Excerpt provided —
----------------
# Thread: Operation of convoulution is commutative

1. ## Operation of convoulution is commutative

Hi,

If we define the convolution of two functions $f,g:\mathbb{R}^n \longrightarrow \mathbb{R}$ to be $f* g(x) = \int_{\mathbb{R}^n} f(x-y)g(y)dy$ then this operation is supposed to commute, i.e. $f* g = g* f$. When you change variables though, surely you get a minus sign???

Any help would be greatly appreciated.

2. Originally Posted by markwolfson16900
Hi,

If we define the convolution of two functions $f,g:\mathbb{R}^n \longrightarrow \mathbb{R}$ to be $f* g(x) = \int_{\mathbb{R}^n} f(x-y)g(y)dy$ then this operation is supposed to commute, i.e. $f* g = g* f$. When you change variables though, surely you get a minus sign???

Any help would be greatly appreciated.
Define $t=x-y$. Then $\,dy=-\,dt$. But then the "limits of integration" are reversed in the $\displaystyle\int_{\mathbb{R}^n}$ part. So to get them in the right order, we "flip" the limits and then make that result negative.
----------------
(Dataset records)
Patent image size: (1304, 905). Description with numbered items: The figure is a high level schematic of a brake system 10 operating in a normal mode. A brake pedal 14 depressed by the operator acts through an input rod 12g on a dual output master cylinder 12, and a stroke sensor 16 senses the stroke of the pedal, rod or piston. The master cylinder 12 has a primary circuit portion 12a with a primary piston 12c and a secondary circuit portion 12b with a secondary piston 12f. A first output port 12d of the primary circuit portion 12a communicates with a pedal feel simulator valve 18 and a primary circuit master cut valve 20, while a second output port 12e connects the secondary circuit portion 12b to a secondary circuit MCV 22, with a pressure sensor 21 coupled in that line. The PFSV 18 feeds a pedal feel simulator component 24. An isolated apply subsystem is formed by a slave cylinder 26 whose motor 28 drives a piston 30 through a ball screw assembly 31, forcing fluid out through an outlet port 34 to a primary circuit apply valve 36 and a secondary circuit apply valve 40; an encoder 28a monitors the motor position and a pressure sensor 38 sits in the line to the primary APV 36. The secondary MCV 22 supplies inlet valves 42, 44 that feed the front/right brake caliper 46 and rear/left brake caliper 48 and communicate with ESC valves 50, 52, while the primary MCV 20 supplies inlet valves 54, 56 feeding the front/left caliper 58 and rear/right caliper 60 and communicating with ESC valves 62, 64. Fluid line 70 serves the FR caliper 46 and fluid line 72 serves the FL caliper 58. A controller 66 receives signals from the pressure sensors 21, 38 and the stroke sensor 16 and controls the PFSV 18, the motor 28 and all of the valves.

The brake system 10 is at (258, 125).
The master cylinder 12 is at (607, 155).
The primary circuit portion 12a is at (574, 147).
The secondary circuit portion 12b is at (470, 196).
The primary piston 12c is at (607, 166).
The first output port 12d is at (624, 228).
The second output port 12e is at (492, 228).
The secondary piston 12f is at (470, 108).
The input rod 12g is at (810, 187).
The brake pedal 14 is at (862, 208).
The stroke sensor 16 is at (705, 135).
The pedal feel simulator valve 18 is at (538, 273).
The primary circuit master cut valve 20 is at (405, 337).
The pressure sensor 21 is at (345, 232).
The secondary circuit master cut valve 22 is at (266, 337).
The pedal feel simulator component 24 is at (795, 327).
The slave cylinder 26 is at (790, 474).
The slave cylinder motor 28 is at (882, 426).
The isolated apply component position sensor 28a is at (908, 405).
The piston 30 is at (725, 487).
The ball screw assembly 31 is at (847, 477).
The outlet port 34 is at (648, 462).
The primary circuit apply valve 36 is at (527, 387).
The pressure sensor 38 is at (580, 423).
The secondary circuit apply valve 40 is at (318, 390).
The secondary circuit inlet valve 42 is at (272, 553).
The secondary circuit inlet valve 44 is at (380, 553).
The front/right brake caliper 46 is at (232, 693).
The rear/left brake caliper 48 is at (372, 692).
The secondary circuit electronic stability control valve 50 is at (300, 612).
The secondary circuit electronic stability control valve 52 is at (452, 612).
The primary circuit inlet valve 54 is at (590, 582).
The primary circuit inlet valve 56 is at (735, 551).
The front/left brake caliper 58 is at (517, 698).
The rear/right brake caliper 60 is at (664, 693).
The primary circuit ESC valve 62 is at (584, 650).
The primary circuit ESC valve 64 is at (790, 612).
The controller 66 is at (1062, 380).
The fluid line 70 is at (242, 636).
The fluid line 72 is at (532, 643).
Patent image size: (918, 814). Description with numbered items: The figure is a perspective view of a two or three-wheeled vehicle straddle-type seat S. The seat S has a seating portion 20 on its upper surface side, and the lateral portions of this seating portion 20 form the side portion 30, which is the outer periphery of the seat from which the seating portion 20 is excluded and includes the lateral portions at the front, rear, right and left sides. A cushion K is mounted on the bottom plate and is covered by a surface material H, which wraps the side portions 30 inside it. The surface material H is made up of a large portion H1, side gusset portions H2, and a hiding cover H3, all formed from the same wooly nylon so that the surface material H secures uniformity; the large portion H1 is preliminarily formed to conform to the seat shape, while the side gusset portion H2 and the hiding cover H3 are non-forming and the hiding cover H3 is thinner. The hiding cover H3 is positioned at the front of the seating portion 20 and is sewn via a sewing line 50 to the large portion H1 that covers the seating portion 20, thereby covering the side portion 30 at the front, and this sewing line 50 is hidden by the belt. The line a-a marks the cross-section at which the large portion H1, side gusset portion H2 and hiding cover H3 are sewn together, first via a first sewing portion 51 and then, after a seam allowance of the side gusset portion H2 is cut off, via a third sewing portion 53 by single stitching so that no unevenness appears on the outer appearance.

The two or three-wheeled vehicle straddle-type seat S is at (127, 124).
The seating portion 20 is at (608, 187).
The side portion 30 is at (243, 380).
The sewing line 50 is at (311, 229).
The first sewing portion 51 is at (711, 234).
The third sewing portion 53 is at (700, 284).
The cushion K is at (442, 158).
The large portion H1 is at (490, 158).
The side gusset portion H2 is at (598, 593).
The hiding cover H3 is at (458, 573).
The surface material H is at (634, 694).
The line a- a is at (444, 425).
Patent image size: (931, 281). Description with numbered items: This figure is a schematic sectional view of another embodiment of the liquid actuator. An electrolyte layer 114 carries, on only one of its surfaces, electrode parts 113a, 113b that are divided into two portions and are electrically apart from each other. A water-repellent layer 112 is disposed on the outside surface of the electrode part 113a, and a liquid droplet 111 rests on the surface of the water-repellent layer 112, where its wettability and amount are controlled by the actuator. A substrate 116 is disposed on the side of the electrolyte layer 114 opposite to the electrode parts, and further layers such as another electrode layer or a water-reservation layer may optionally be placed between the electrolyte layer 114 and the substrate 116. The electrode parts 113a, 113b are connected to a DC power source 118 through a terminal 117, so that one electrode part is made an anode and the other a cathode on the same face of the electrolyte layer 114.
----------------
Complete the following —
A. In the convolution thread, what substitution does the reply define?
B. Write out the convolution thread from "2. Originally Posted" to "that result negative.".
C. Write what comes next in the convolution thread, starting after its last sentence.
The data have no connection to the convolution thread.

Answers per task —
A. It defines t = x − y.

B.
2. Originally Posted by markwolfson16900
Hi,

If we define the convolution of two functions $f,g:\mathbb{R}^n \longrightarrow \mathbb{R}$ to be $f* g(x) = \int_{\mathbb{R}^n} f(x-y)g(y)dy$ then this operation is supposed to commute, i.e. $f* g = g* f$. When you change variables though, surely you get a minus sign???

Any help would be greatly appreciated.
Define $t=x-y$. Then $\,dy=-\,dt$. But then the "limits of integration" are reversed in the $\displaystyle\int_{\mathbb{R}^n}$ part. So to get them in the right order, we "flip" the limits and then make that result negative.

C.
Like for instance, consider the case we're integrating over $\mathbb{R}$. Then its clear that if we consider the convolution $f*g(t) = \displaystyle\int_0^t f(t-\tau)g(\tau)\,d\tau$ and make the same change of variables, say $s=t-\tau$, then we get $\,d\tau=-\,ds$. But then our limits of integration change positions: $\displaystyle\int_{t}^{0}f(s)g(t-s)(-\,ds)$. So now, we flip the limits of integration to get $\displaystyle\int_0^t f(s)g(t-s)\,ds=g*f(t)$

Thus, I believe a similar idea holds in the n dimensional case; so, in other words: $\displaystyle\int_{\mathbb{R}^n}f(x-y)g(y)\,dy \xrightarrow{t=x-y}{} -\int_{\mathbb{R}^n}f(t)g(x-t)(-\,dt)=\int_{\mathbb{R}^n}f(t)g(x-t)\,dt=g*f$.

I hope this helps!